Instruction: Write out every entry exactly as it appears.

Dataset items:
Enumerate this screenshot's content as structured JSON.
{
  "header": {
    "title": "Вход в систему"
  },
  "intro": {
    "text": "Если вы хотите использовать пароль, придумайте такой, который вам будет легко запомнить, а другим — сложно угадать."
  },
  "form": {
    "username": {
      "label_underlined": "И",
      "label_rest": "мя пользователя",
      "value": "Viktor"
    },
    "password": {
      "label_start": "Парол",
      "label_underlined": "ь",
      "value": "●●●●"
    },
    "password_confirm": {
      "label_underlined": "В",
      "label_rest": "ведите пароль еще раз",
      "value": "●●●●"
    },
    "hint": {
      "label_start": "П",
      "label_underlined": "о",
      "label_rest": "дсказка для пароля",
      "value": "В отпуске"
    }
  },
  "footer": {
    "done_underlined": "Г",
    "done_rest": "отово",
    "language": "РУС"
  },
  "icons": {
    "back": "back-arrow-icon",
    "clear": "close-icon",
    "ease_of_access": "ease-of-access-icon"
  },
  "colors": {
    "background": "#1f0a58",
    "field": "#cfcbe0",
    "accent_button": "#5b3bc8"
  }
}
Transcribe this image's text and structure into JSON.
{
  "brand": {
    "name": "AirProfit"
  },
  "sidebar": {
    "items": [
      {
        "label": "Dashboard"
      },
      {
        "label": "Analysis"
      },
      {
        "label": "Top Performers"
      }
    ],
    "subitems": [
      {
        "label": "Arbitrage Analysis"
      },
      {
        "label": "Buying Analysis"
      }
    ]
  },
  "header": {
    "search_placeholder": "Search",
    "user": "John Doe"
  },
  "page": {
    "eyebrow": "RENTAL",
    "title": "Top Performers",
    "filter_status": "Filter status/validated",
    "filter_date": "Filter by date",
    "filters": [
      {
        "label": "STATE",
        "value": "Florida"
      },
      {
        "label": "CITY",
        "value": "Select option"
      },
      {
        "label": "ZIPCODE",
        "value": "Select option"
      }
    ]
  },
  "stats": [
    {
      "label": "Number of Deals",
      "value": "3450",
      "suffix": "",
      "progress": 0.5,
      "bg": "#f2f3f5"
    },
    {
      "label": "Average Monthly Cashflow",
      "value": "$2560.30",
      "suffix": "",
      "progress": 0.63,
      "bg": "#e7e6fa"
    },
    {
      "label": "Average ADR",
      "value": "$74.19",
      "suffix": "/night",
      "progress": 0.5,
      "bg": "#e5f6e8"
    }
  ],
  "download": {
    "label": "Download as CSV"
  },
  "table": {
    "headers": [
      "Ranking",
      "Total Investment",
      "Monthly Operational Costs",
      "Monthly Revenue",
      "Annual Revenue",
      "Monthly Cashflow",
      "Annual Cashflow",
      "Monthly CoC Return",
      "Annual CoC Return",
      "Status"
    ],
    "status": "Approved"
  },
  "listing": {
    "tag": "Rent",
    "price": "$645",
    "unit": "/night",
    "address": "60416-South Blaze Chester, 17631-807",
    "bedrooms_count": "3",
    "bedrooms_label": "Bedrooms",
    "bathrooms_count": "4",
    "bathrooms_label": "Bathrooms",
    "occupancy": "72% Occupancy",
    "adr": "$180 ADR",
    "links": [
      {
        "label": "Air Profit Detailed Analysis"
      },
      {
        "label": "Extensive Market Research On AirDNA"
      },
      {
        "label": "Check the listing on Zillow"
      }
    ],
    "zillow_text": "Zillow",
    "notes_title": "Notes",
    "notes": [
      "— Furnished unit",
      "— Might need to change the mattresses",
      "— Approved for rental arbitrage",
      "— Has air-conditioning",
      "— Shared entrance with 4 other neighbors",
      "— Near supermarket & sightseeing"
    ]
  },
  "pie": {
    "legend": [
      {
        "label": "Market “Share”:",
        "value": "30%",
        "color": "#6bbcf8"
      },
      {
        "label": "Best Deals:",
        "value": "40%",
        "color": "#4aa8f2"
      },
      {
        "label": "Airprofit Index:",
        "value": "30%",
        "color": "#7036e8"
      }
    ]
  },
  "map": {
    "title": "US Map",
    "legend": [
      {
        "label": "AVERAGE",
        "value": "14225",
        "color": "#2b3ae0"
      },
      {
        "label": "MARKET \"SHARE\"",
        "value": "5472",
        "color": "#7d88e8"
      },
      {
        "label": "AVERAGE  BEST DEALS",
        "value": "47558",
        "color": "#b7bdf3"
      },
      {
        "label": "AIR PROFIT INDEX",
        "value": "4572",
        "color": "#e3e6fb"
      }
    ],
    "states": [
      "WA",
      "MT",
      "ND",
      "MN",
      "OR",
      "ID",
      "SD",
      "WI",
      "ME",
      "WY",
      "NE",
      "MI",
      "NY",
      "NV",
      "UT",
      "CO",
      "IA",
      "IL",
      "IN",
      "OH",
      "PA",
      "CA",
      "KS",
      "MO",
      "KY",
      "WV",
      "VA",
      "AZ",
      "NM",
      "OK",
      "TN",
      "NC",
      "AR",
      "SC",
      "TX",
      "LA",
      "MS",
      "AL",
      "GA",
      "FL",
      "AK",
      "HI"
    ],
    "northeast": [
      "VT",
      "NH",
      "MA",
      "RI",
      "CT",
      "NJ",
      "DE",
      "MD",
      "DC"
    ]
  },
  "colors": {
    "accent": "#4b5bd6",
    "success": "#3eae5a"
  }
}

Finished exercise:
Enumerate this screenshot's content as structured JSON.
{
  "header": {
    "title": "Вход в систему"
  },
  "intro": {
    "text": "Если вы хотите использовать пароль, придумайте такой, который вам будет легко запомнить, а другим — сложно угадать."
  },
  "form": {
    "username": {
      "label_underlined": "И",
      "label_rest": "мя пользователя",
      "value": "Viktor"
    },
    "password": {
      "label_start": "Парол",
      "label_underlined": "ь",
      "value": "●●●●"
    },
    "password_confirm": {
      "label_underlined": "В",
      "label_rest": "ведите пароль еще раз",
      "value": "●●●●"
    },
    "hint": {
      "label_start": "П",
      "label_underlined": "о",
      "label_rest": "дсказка для пароля",
      "value": "В отпуске"
    }
  },
  "footer": {
    "done_underlined": "Г",
    "done_rest": "отово",
    "language": "РУС"
  },
  "icons": {
    "back": "back-arrow-icon",
    "clear": "close-icon",
    "ease_of_access": "ease-of-access-icon"
  },
  "colors": {
    "background": "#1f0a58",
    "field": "#cfcbe0",
    "accent_button": "#5b3bc8"
  }
}
Transcribe this image's text and structure into JSON.
{
  "brand": {
    "name": "AirProfit"
  },
  "sidebar": {
    "items": [
      {
        "label": "Dashboard"
      },
      {
        "label": "Analysis"
      },
      {
        "label": "Top Performers"
      }
    ],
    "subitems": [
      {
        "label": "Arbitrage Analysis"
      },
      {
        "label": "Buying Analysis"
      }
    ]
  },
  "header": {
    "search_placeholder": "Search",
    "user": "John Doe"
  },
  "page": {
    "eyebrow": "RENTAL",
    "title": "Top Performers",
    "filter_status": "Filter status/validated",
    "filter_date": "Filter by date",
    "filters": [
      {
        "label": "STATE",
        "value": "Florida"
      },
      {
        "label": "CITY",
        "value": "Select option"
      },
      {
        "label": "ZIPCODE",
        "value": "Select option"
      }
    ]
  },
  "stats": [
    {
      "label": "Number of Deals",
      "value": "3450",
      "suffix": "",
      "progress": 0.5,
      "bg": "#f2f3f5"
    },
    {
      "label": "Average Monthly Cashflow",
      "value": "$2560.30",
      "suffix": "",
      "progress": 0.63,
      "bg": "#e7e6fa"
    },
    {
      "label": "Average ADR",
      "value": "$74.19",
      "suffix": "/night",
      "progress": 0.5,
      "bg": "#e5f6e8"
    }
  ],
  "download": {
    "label": "Download as CSV"
  },
  "table": {
    "headers": [
      "Ranking",
      "Total Investment",
      "Monthly Operational Costs",
      "Monthly Revenue",
      "Annual Revenue",
      "Monthly Cashflow",
      "Annual Cashflow",
      "Monthly CoC Return",
      "Annual CoC Return",
      "Status"
    ],
    "status": "Approved"
  },
  "listing": {
    "tag": "Rent",
    "price": "$645",
    "unit": "/night",
    "address": "60416-South Blaze Chester, 17631-807",
    "bedrooms_count": "3",
    "bedrooms_label": "Bedrooms",
    "bathrooms_count": "4",
    "bathrooms_label": "Bathrooms",
    "occupancy": "72% Occupancy",
    "adr": "$180 ADR",
    "links": [
      {
        "label": "Air Profit Detailed Analysis"
      },
      {
        "label": "Extensive Market Research On AirDNA"
      },
      {
        "label": "Check the listing on Zillow"
      }
    ],
    "zillow_text": "Zillow",
    "notes_title": "Notes",
    "notes": [
      "— Furnished unit",
      "— Might need to change the mattresses",
      "— Approved for rental arbitrage",
      "— Has air-conditioning",
      "— Shared entrance with 4 other neighbors",
      "— Near supermarket & sightseeing"
    ]
  },
  "pie": {
    "legend": [
      {
        "label": "Market “Share”:",
        "value": "30%",
        "color": "#6bbcf8"
      },
      {
        "label": "Best Deals:",
        "value": "40%",
        "color": "#4aa8f2"
      },
      {
        "label": "Airprofit Index:",
        "value": "30%",
        "color": "#7036e8"
      }
    ]
  },
  "map": {
    "title": "US Map",
    "legend": [
      {
        "label": "AVERAGE",
        "value": "14225",
        "color": "#2b3ae0"
      },
      {
        "label": "MARKET \"SHARE\"",
        "value": "5472",
        "color": "#7d88e8"
      },
      {
        "label": "AVERAGE  BEST DEALS",
        "value": "47558",
        "color": "#b7bdf3"
      },
      {
        "label": "AIR PROFIT INDEX",
        "value": "4572",
        "color": "#e3e6fb"
      }
    ],
    "states": [
      "WA",
      "MT",
      "ND",
      "MN",
      "OR",
      "ID",
      "SD",
      "WI",
      "ME",
      "WY",
      "NE",
      "MI",
      "NY",
      "NV",
      "UT",
      "CO",
      "IA",
      "IL",
      "IN",
      "OH",
      "PA",
      "CA",
      "KS",
      "MO",
      "KY",
      "WV",
      "VA",
      "AZ",
      "NM",
      "OK",
      "TN",
      "NC",
      "AR",
      "SC",
      "TX",
      "LA",
      "MS",
      "AL",
      "GA",
      "FL",
      "AK",
      "HI"
    ],
    "northeast": [
      "VT",
      "NH",
      "MA",
      "RI",
      "CT",
      "NJ",
      "DE",
      "MD",
      "DC"
    ]
  },
  "colors": {
    "accent": "#4b5bd6",
    "success": "#3eae5a"
  }
}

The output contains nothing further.